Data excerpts
####

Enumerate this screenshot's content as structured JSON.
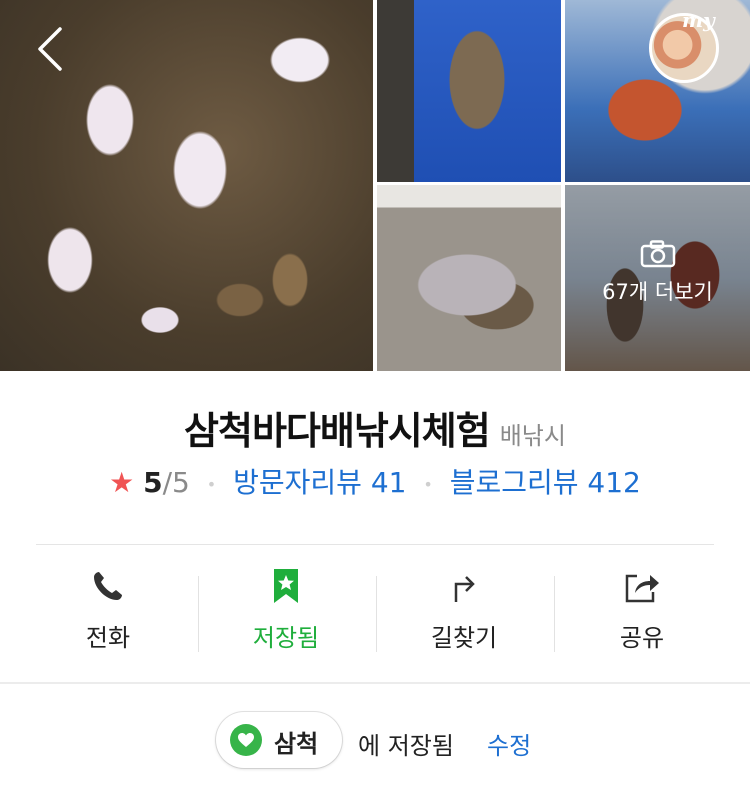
{
  "gallery": {
    "more_photos_label": "67개 더보기",
    "my_label": "my"
  },
  "place": {
    "name": "삼척바다배낚시체험",
    "category": "배낚시"
  },
  "rating": {
    "score": "5",
    "max": "/5",
    "visitor_reviews_label": "방문자리뷰 41",
    "blog_reviews_label": "블로그리뷰 412",
    "star_color": "#f05454"
  },
  "actions": [
    {
      "label": "전화",
      "icon": "phone-icon"
    },
    {
      "label": "저장됨",
      "icon": "bookmark-star-icon",
      "active": true,
      "color": "#1fae3c"
    },
    {
      "label": "길찾기",
      "icon": "directions-arrow-icon"
    },
    {
      "label": "공유",
      "icon": "share-icon"
    }
  ],
  "saved": {
    "folder_label": "삼척",
    "saved_text": "에 저장됨",
    "edit_label": "수정",
    "folder_color": "#37b449"
  }
}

####

Your copy should match the entries exactly, minus the pictures.

Enumerate this screenshot's content as structured JSON.
{
  "gallery": {
    "more_photos_label": "67개 더보기",
    "my_label": "my"
  },
  "place": {
    "name": "삼척바다배낚시체험",
    "category": "배낚시"
  },
  "rating": {
    "score": "5",
    "max": "/5",
    "visitor_reviews_label": "방문자리뷰 41",
    "blog_reviews_label": "블로그리뷰 412",
    "star_color": "#f05454"
  },
  "actions": [
    {
      "label": "전화",
      "icon": "phone-icon"
    },
    {
      "label": "저장됨",
      "icon": "bookmark-star-icon",
      "active": true,
      "color": "#1fae3c"
    },
    {
      "label": "길찾기",
      "icon": "directions-arrow-icon"
    },
    {
      "label": "공유",
      "icon": "share-icon"
    }
  ],
  "saved": {
    "folder_label": "삼척",
    "saved_text": "에 저장됨",
    "edit_label": "수정",
    "folder_color": "#37b449"
  }
}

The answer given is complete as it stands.